## Problem requirements
Copy each line of the records that contains the word "color".

^^^^^^^^^^^^^^^^

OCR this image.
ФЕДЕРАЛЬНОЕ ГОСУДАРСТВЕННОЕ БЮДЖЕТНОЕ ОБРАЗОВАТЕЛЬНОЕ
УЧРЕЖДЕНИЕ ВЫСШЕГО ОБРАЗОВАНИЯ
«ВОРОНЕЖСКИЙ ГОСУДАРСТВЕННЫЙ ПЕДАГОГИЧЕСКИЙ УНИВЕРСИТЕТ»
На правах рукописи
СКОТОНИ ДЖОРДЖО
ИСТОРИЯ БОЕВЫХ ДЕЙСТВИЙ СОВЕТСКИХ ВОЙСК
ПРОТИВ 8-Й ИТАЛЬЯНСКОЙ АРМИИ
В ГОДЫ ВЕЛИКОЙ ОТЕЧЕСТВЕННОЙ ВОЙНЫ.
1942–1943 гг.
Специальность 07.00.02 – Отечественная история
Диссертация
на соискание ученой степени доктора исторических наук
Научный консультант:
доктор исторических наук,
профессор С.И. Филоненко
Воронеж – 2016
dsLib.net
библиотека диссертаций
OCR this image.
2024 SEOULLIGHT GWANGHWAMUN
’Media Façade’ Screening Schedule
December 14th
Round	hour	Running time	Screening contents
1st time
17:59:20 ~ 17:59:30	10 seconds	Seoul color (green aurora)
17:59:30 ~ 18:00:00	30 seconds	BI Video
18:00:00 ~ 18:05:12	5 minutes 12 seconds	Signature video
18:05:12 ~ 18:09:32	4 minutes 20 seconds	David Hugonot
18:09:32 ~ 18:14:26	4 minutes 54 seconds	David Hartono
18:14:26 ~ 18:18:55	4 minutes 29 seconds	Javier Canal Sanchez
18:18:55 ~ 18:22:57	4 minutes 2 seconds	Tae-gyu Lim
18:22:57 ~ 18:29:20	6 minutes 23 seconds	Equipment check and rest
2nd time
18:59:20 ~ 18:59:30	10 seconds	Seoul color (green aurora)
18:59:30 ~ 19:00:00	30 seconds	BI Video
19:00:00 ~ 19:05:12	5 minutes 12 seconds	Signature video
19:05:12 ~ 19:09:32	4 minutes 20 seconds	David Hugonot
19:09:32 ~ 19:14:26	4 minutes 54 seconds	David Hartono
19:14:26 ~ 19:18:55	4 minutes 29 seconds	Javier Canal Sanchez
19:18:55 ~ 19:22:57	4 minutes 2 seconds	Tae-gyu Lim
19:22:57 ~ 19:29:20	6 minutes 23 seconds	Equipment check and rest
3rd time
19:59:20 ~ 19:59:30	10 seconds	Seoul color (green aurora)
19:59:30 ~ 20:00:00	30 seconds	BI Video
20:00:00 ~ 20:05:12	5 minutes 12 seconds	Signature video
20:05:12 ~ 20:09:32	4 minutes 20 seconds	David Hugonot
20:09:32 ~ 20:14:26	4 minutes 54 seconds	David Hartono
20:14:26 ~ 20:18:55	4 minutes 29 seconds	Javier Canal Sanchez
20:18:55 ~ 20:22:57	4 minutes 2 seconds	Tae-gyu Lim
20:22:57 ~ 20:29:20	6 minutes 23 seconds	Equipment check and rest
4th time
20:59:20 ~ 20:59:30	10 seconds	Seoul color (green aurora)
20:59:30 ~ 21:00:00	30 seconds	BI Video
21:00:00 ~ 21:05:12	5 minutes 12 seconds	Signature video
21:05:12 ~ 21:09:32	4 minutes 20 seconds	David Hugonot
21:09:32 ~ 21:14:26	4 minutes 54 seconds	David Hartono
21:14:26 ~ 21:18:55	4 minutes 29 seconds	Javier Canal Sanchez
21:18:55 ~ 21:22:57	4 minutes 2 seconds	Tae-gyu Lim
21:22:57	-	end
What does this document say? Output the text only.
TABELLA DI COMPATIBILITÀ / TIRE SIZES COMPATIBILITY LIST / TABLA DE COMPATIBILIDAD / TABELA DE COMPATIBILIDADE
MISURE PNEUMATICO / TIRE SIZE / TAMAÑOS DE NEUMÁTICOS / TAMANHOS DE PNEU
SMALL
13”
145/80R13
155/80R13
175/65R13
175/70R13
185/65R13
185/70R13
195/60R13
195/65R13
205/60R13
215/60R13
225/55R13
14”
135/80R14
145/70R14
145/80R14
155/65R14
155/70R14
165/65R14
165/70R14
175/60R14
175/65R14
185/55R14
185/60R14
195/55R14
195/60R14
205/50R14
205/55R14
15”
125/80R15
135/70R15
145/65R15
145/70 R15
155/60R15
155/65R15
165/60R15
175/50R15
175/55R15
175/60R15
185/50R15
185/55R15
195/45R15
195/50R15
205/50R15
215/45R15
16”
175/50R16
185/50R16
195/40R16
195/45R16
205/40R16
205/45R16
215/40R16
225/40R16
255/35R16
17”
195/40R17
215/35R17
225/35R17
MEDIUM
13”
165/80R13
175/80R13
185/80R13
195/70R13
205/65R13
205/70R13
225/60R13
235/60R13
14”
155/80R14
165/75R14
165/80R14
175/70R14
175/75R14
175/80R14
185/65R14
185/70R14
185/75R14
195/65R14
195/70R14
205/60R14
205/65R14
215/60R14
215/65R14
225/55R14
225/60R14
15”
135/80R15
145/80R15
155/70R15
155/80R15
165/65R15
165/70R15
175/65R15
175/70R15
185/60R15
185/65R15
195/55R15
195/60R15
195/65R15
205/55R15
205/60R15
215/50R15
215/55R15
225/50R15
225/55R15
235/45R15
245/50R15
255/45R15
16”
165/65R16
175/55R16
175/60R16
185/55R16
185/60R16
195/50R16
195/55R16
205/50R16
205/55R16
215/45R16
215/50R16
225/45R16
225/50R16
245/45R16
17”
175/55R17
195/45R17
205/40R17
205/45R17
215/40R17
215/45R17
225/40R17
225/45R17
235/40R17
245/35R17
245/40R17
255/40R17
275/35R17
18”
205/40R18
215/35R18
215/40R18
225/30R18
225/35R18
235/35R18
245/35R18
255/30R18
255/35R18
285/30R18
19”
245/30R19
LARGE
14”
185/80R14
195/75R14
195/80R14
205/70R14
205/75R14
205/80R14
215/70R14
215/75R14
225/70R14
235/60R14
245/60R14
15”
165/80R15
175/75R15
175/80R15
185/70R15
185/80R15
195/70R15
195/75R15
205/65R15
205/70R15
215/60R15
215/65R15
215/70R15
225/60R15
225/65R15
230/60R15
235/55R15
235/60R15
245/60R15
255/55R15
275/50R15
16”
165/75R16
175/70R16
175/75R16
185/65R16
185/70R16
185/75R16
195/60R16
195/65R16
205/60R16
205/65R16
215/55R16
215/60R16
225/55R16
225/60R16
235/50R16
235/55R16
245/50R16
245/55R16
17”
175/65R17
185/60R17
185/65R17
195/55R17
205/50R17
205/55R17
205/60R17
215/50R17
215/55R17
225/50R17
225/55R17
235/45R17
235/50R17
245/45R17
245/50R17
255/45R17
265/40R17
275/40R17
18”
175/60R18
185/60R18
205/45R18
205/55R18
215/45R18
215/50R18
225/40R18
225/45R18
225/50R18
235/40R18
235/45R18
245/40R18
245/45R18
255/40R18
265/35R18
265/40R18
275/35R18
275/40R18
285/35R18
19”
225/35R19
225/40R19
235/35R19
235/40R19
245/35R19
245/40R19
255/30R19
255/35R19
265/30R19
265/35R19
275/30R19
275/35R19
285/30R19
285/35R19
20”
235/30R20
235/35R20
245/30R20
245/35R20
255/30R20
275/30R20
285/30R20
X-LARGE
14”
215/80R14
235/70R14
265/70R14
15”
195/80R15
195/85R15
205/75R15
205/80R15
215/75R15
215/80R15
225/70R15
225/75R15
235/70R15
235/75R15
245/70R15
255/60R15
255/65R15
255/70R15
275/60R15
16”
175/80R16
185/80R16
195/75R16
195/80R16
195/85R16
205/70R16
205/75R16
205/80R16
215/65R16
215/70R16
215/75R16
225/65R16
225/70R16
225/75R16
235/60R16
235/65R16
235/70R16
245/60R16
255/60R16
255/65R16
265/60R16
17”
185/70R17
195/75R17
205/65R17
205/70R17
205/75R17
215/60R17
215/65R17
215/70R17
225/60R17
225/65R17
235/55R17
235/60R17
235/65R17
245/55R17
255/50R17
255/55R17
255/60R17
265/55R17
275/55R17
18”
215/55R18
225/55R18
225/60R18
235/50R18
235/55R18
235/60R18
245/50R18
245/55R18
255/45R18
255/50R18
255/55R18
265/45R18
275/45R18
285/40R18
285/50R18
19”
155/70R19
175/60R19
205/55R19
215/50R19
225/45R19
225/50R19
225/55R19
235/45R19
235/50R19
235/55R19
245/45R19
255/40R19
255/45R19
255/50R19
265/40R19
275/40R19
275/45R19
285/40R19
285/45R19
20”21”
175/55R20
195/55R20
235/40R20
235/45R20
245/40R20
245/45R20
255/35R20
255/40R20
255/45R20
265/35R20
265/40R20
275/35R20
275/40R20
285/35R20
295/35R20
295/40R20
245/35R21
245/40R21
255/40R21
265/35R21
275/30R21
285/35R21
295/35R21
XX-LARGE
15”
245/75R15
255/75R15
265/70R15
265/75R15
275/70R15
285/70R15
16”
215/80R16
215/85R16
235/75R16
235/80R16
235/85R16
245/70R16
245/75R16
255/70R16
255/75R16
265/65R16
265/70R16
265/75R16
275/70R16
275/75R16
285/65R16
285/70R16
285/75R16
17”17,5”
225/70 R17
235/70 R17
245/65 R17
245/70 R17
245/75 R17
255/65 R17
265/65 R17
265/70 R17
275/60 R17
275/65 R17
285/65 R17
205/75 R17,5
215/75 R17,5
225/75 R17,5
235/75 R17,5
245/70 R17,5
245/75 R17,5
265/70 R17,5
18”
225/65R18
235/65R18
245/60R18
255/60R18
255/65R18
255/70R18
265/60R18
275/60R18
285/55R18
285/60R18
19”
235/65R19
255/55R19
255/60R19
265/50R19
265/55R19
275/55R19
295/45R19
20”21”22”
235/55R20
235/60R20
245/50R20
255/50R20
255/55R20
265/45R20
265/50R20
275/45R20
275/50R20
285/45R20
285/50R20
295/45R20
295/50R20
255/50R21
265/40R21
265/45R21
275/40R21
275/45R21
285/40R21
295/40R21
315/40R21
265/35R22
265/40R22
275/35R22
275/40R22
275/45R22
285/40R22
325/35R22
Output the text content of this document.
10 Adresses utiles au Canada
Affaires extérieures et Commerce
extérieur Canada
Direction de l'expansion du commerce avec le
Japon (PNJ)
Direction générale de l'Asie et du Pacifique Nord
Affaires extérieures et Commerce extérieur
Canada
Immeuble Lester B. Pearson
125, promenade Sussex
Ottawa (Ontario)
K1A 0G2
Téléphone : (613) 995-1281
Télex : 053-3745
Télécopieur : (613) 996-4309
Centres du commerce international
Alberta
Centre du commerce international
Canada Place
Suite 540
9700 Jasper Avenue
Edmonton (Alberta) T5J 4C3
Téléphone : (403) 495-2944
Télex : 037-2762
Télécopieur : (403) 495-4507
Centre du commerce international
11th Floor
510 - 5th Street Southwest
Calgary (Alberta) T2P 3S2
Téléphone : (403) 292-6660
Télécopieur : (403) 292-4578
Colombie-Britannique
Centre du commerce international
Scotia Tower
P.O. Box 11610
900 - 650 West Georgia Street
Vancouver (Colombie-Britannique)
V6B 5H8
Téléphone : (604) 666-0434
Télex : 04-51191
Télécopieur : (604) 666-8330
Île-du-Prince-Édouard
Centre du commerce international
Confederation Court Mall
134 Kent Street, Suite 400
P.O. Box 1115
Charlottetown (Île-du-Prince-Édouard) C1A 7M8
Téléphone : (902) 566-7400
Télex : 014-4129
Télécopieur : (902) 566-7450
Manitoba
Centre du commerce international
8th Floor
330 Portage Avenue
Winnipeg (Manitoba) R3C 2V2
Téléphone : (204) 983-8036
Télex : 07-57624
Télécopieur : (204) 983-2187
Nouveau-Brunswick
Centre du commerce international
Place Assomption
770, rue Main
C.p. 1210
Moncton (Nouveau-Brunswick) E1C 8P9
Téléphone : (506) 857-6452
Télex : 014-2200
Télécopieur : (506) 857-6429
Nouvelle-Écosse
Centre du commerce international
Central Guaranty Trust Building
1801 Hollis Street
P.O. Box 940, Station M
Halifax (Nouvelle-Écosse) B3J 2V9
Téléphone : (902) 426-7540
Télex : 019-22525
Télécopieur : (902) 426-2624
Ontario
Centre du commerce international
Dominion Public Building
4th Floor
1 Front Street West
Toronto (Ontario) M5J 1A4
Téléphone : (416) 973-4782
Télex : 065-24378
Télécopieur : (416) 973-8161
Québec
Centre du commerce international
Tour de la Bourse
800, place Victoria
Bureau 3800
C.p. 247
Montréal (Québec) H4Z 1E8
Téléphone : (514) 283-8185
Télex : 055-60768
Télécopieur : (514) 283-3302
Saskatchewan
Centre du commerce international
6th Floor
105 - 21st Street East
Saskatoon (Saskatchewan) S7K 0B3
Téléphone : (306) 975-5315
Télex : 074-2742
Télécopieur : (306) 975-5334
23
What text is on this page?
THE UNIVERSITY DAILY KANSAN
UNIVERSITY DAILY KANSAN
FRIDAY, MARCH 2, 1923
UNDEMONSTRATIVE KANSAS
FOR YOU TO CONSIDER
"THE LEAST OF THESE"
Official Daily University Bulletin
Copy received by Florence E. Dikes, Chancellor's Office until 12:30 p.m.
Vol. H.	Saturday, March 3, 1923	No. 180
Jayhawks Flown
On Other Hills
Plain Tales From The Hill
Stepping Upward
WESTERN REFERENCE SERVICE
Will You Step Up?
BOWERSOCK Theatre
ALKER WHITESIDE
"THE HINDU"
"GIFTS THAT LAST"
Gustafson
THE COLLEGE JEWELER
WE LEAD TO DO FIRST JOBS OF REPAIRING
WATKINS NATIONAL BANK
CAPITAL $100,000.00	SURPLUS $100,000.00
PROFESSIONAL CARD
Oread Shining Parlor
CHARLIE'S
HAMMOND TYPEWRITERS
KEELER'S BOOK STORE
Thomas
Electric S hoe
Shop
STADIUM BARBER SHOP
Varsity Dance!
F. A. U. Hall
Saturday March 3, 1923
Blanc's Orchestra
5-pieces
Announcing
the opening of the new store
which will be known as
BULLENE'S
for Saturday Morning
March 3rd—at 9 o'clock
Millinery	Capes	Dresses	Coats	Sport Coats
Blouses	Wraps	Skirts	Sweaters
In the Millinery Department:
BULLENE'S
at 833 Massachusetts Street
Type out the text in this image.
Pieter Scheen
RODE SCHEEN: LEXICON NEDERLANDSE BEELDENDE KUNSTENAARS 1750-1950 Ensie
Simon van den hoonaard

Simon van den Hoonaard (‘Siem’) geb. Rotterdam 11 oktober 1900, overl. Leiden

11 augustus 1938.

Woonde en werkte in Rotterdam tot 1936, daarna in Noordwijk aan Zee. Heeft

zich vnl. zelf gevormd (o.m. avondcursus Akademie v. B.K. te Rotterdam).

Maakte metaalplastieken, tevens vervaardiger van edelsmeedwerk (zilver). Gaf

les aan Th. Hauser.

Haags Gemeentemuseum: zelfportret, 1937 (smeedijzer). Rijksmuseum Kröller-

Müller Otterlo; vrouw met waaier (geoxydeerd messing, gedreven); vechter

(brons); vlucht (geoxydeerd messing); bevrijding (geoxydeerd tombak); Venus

^^^^^^^^^^^^^^^^

## Solved problem
17:59:20 ~ 17:59:30	10 seconds	Seoul color (green aurora)
18:59:20 ~ 18:59:30	10 seconds	Seoul color (green aurora)
19:59:20 ~ 19:59:30	10 seconds	Seoul color (green aurora)
20:59:20 ~ 20:59:30	10 seconds	Seoul color (green aurora)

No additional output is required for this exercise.